(PROBLEM)
Could you copy every line from the material below in which "情节严重的" appears?

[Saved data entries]
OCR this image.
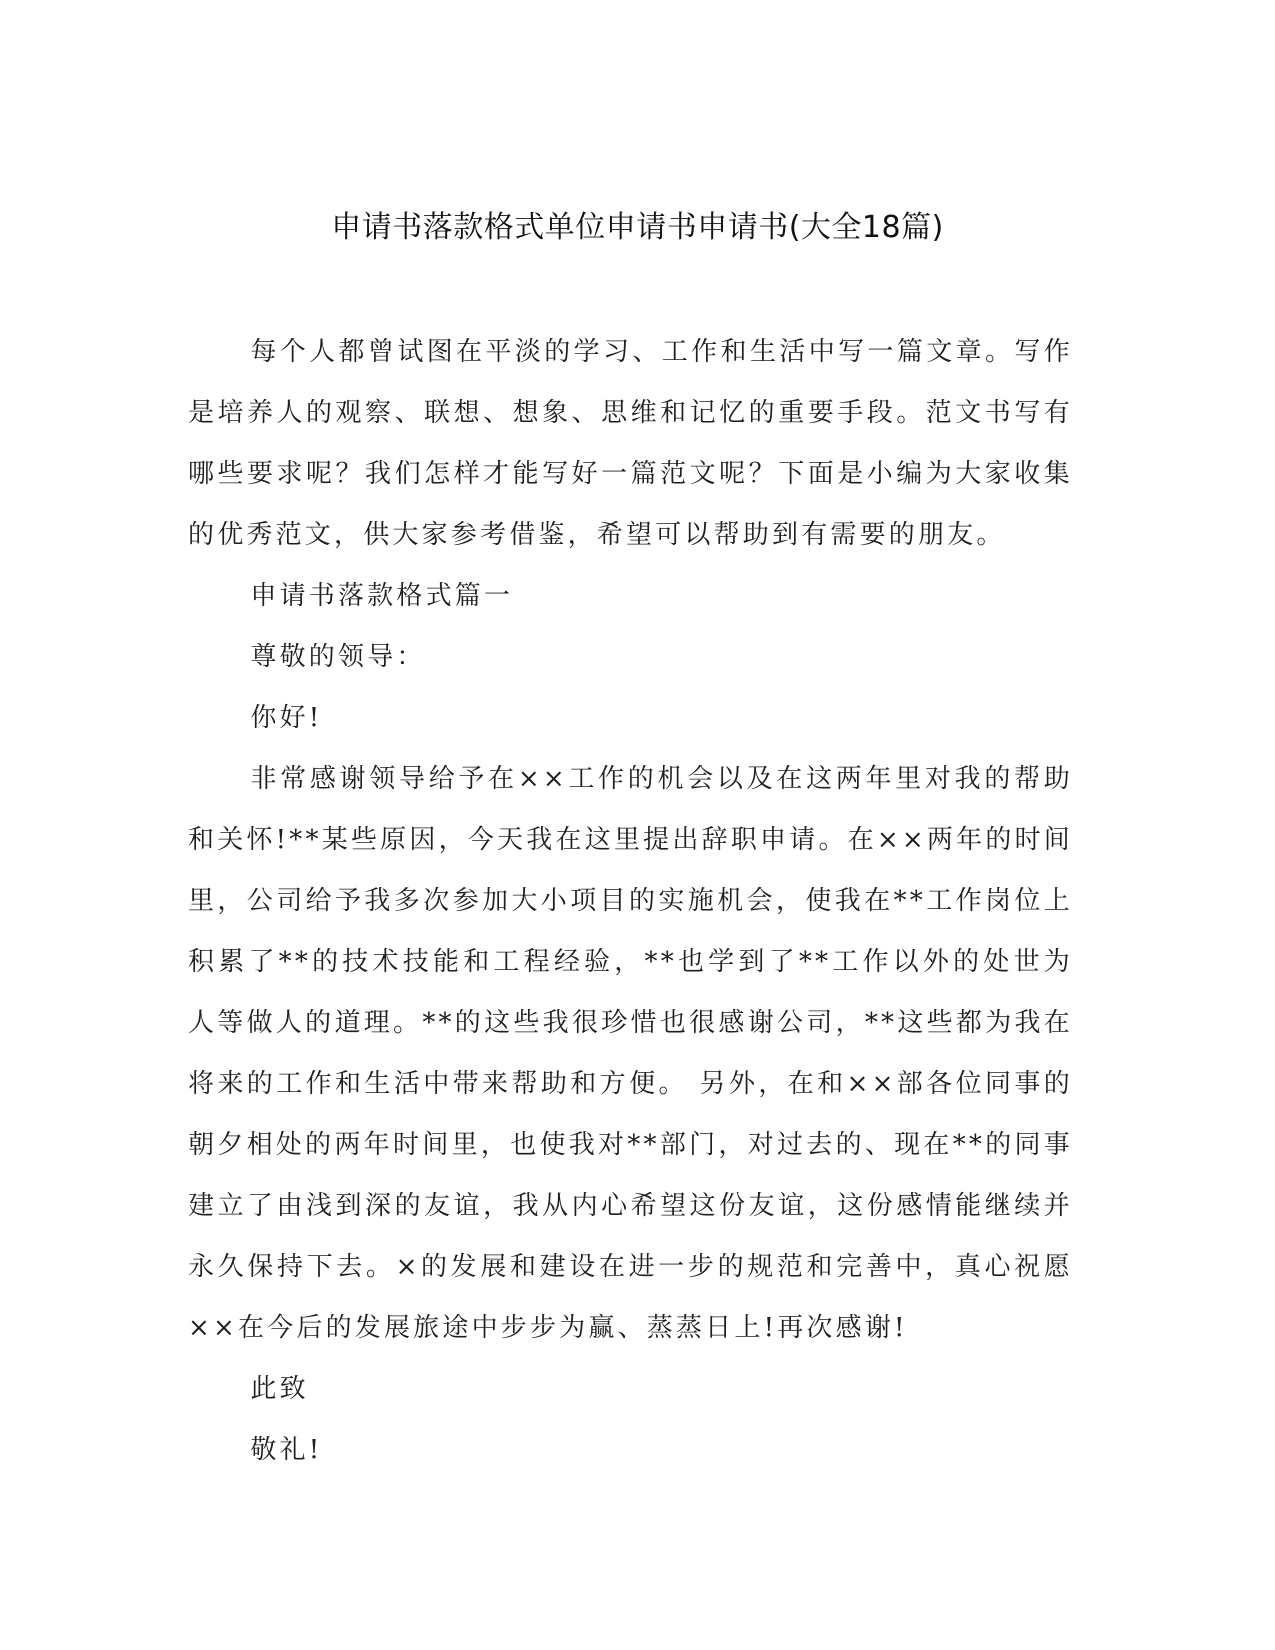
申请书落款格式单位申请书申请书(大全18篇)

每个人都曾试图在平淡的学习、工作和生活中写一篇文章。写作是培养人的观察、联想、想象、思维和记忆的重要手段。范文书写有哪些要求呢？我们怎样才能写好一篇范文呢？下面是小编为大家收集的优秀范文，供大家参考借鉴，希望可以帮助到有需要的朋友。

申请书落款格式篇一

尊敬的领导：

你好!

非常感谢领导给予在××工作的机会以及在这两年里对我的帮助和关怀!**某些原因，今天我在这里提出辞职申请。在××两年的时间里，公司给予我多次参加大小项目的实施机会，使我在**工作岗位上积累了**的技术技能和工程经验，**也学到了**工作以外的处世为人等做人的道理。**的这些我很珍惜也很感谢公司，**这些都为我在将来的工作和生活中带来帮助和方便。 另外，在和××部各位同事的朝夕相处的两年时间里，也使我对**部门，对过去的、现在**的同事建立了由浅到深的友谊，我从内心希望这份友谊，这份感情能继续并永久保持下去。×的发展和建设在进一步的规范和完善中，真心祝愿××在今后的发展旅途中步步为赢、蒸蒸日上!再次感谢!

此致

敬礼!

--

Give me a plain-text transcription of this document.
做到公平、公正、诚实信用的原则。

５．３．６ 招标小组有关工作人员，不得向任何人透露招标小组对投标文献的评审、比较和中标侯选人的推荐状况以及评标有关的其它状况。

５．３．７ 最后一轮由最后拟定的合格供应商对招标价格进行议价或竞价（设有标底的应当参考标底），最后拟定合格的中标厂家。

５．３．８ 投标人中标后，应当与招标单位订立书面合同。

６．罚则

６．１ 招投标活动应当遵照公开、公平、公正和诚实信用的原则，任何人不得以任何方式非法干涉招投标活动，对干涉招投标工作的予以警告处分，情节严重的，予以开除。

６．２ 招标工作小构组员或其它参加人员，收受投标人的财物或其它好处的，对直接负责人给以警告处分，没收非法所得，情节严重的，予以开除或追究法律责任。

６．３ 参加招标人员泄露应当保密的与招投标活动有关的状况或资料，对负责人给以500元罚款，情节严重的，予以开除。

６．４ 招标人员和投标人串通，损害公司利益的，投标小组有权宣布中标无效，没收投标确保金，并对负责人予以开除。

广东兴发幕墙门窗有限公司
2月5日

...

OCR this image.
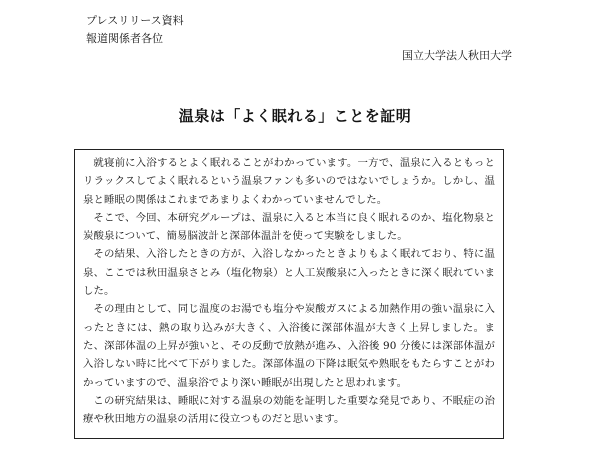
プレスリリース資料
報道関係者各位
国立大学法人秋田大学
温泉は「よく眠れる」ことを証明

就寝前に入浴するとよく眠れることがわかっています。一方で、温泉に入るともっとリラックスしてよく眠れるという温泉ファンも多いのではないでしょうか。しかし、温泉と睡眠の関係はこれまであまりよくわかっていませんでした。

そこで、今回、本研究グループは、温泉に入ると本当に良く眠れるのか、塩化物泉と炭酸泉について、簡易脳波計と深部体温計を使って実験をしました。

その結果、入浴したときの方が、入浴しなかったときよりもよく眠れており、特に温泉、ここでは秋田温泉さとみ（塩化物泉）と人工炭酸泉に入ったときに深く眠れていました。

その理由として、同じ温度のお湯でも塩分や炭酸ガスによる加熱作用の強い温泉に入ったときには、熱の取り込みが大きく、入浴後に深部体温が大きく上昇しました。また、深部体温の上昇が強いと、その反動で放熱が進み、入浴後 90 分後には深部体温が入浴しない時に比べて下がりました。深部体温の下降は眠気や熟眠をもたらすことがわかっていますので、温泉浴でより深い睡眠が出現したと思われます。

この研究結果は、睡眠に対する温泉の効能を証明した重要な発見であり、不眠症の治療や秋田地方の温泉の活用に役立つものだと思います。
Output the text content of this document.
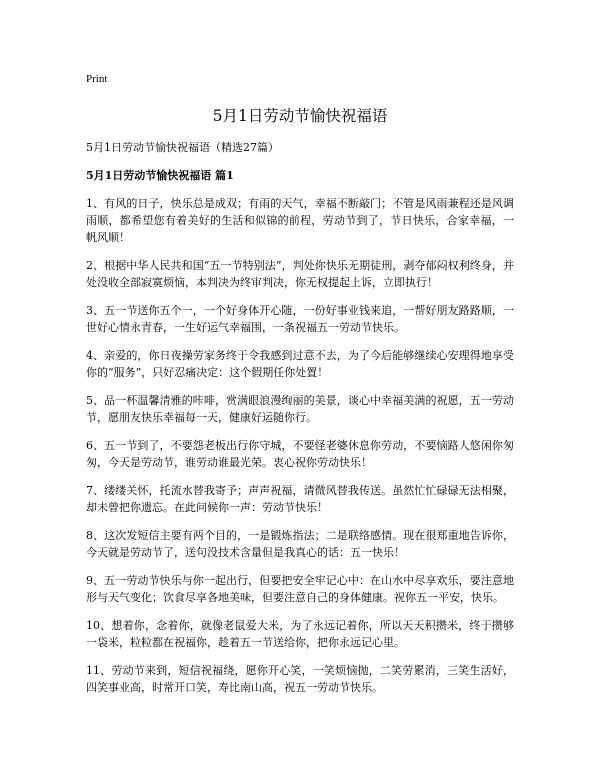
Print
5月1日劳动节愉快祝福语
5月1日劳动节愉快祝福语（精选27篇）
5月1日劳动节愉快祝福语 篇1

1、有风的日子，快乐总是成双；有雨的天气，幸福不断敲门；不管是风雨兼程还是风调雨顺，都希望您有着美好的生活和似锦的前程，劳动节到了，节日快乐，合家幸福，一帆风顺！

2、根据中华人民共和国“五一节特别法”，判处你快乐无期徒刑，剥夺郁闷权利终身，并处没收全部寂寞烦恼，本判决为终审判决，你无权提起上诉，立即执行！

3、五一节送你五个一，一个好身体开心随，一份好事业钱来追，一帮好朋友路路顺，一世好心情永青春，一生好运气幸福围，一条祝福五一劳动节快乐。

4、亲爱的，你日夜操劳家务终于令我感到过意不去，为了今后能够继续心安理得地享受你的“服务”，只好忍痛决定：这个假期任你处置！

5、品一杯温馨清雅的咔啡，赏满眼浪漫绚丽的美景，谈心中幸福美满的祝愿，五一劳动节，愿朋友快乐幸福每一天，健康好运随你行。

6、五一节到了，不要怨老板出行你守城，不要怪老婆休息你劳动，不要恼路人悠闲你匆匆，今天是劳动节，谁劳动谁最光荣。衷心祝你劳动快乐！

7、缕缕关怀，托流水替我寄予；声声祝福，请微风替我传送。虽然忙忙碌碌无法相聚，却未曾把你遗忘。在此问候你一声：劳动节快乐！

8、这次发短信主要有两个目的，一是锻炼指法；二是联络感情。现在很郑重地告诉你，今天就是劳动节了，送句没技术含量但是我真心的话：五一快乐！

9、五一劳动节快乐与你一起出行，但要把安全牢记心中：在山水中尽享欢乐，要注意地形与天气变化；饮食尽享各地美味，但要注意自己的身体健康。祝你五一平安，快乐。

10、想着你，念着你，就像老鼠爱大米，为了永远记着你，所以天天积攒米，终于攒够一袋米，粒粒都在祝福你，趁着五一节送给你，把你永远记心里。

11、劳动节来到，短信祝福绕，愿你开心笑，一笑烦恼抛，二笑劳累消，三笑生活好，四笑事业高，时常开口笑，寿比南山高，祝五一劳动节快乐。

(RESULT)
６．１ 招投标活动应当遵照公开、公平、公正和诚实信用的原则，任何人不得以任何方式非法干涉招投标活动，对干涉招投标工作的予以警告处分，情节严重的，予以开除。
６．２ 招标工作小构组员或其它参加人员，收受投标人的财物或其它好处的，对直接负责人给以警告处分，没收非法所得，情节严重的，予以开除或追究法律责任。
６．３ 参加招标人员泄露应当保密的与招投标活动有关的状况或资料，对负责人给以500元罚款，情节严重的，予以开除。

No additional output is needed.